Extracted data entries
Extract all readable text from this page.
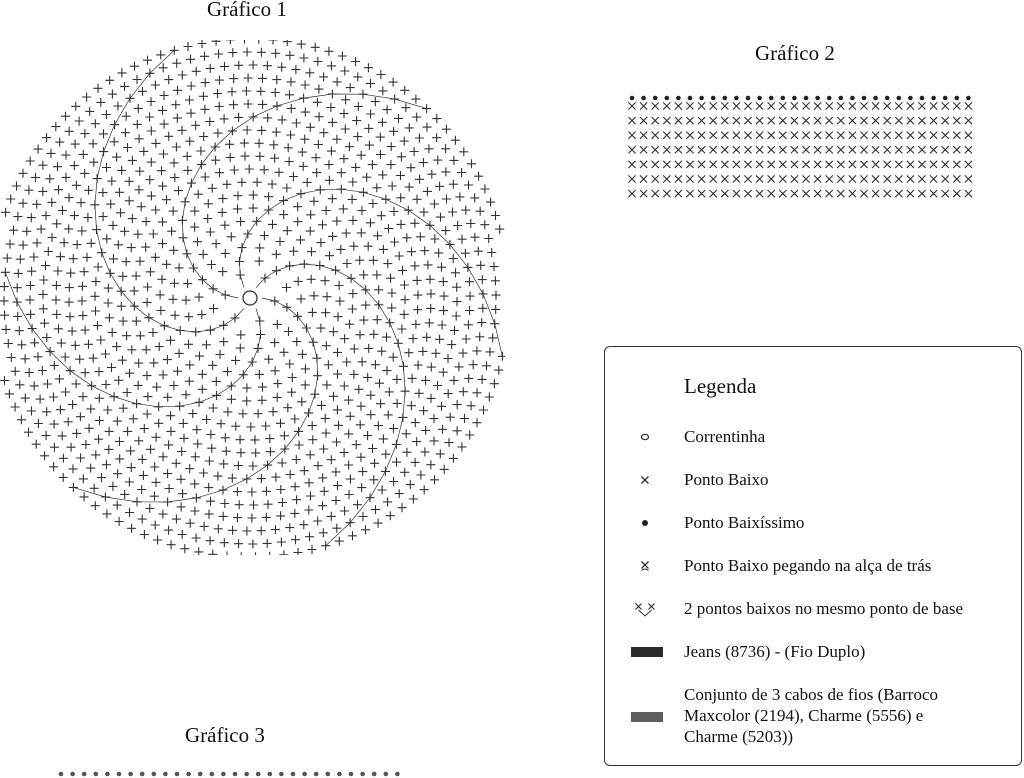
Gráfico 1
Gráfico 2
Gráfico 3
Legenda
Correntinha
Ponto Baixo
Ponto Baixíssimo
Ponto Baixo pegando na alça de trás
2 pontos baixos no mesmo ponto de base
Jeans (8736) - (Fio Duplo)
Conjunto de 3 cabos de fios (Barroco
Maxcolor (2194), Charme (5556) e
Charme (5203))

**Written problem**
Set the entries down again exactly. Do not include the images.

**Worked solution**
Extract all readable text from this page.
Gráfico 1
Gráfico 2
Gráfico 3
Legenda
Correntinha
Ponto Baixo
Ponto Baixíssimo
Ponto Baixo pegando na alça de trás
2 pontos baixos no mesmo ponto de base
Jeans (8736) - (Fio Duplo)
Conjunto de 3 cabos de fios (Barroco
Maxcolor (2194), Charme (5556) e
Charme (5203))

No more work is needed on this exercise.